(Records contained in a dataset)

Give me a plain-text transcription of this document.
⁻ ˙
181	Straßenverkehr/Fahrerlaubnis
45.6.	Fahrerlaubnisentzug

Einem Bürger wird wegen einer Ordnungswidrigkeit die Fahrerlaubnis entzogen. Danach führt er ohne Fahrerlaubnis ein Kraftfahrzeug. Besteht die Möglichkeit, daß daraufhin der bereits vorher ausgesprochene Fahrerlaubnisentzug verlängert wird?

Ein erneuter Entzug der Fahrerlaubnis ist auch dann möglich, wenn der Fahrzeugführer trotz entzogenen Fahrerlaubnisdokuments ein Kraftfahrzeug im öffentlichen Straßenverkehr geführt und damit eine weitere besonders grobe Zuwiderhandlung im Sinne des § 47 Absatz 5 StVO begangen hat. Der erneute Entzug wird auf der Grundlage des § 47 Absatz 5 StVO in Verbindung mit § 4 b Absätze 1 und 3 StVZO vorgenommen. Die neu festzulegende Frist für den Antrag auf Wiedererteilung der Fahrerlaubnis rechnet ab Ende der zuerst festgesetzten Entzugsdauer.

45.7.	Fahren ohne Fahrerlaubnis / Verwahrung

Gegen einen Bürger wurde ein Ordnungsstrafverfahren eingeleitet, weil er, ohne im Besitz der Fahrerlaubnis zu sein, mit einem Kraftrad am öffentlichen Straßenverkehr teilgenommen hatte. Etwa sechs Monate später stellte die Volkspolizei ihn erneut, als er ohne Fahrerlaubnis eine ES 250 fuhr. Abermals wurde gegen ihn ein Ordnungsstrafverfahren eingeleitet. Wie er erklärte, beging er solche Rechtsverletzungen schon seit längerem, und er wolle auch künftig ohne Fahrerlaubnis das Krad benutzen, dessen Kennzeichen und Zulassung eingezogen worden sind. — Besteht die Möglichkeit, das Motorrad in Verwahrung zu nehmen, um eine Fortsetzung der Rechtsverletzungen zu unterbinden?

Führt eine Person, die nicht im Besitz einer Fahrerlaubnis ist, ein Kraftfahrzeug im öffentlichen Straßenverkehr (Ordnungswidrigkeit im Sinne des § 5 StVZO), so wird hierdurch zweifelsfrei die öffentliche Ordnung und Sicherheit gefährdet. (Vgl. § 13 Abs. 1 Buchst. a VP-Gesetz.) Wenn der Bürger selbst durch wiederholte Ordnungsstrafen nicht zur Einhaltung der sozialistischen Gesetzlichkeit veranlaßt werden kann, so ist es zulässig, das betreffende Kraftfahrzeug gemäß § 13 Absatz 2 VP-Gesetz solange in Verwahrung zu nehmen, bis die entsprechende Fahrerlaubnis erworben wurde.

--

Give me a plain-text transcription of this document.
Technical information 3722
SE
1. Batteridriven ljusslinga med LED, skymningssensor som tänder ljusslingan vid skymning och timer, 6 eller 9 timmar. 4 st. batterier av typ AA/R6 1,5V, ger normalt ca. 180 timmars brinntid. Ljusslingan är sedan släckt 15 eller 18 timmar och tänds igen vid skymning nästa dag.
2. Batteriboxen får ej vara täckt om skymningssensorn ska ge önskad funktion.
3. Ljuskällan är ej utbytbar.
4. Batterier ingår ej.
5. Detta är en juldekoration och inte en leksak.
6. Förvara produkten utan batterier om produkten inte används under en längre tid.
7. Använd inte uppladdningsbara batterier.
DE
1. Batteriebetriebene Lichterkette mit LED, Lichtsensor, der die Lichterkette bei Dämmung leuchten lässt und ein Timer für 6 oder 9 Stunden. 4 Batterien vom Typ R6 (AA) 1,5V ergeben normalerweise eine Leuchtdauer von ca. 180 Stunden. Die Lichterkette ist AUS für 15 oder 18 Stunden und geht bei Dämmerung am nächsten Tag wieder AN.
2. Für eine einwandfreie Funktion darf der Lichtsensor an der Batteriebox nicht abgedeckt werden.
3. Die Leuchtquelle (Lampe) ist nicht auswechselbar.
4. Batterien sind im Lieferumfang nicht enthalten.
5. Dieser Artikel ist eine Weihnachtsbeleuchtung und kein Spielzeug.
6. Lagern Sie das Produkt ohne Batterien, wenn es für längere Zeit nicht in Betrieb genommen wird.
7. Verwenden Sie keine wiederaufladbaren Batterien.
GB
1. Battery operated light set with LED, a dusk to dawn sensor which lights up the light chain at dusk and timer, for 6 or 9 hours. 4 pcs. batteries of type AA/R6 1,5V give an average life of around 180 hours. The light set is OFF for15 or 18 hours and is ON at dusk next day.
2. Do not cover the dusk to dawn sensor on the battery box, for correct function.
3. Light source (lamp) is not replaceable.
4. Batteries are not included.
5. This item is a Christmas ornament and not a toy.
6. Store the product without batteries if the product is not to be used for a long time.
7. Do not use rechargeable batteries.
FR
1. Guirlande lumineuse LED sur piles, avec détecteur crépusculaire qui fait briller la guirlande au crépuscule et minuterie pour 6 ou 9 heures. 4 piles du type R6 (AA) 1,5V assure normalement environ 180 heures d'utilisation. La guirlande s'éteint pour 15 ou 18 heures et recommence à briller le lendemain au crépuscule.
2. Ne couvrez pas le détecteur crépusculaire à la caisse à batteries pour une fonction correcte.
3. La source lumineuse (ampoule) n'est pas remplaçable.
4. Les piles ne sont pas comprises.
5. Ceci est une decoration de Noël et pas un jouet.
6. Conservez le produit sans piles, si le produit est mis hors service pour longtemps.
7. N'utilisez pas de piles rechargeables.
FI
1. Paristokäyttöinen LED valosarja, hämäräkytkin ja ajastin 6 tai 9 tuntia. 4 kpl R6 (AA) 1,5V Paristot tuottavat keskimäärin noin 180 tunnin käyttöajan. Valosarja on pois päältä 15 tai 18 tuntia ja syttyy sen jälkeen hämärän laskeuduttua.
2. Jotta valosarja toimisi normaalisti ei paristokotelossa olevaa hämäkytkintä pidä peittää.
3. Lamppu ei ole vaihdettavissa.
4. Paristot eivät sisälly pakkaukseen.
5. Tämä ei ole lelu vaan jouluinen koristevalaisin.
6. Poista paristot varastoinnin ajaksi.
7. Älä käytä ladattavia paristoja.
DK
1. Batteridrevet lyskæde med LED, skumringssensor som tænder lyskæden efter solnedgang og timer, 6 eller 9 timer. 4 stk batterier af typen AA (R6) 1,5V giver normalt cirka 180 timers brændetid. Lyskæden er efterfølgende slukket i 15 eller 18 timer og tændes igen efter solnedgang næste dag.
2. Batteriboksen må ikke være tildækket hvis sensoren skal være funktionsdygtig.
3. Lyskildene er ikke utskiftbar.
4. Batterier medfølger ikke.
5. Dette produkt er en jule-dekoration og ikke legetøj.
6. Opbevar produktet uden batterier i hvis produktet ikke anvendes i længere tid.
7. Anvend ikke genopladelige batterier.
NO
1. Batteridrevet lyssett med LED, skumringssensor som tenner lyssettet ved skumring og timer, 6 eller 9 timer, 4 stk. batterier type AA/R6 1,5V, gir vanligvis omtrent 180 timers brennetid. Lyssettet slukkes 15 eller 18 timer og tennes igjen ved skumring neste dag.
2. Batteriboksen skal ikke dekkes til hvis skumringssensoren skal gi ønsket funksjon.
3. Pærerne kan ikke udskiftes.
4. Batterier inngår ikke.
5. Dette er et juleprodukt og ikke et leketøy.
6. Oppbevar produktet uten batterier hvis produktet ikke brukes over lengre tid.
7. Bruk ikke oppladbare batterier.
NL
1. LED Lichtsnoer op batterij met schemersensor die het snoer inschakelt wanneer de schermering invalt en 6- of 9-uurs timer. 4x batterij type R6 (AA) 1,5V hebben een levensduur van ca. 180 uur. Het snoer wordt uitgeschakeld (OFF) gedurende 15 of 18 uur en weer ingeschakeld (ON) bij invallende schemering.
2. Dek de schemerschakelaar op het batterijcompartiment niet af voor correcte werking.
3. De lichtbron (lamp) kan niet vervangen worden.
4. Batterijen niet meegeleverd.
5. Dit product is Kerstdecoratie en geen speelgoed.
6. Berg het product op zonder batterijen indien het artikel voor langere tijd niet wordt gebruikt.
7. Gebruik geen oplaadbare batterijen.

What this task involves =
Show me every line in the data above that includes "product".

Response area =
6. Store the product without batteries if the product is not to be used for a long time.
5. Dit product is Kerstdecoratie en geen speelgoed.
6. Berg het product op zonder batterijen indien het artikel voor langere tijd niet wordt gebruikt.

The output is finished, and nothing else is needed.